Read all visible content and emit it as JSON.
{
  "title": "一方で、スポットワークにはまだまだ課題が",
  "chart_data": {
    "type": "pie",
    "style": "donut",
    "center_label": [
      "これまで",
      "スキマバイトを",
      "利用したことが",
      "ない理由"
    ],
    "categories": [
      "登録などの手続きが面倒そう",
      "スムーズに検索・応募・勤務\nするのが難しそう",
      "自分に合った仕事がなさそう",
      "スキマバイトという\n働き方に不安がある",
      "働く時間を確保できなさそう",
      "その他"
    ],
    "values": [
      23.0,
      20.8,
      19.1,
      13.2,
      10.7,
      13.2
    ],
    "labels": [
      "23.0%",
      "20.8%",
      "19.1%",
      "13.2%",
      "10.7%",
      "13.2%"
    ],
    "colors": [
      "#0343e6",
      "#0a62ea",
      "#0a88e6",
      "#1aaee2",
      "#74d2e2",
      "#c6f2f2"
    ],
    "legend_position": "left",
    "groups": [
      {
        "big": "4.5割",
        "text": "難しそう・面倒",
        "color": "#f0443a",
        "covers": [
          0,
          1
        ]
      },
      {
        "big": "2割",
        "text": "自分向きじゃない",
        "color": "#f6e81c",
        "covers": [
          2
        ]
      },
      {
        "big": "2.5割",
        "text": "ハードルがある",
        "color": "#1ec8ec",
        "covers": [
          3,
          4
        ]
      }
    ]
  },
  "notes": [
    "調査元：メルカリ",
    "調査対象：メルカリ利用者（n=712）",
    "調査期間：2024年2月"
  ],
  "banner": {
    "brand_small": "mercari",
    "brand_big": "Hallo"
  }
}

------------------------------------------------

Give only the number of lines in the material above that include the word "text".

3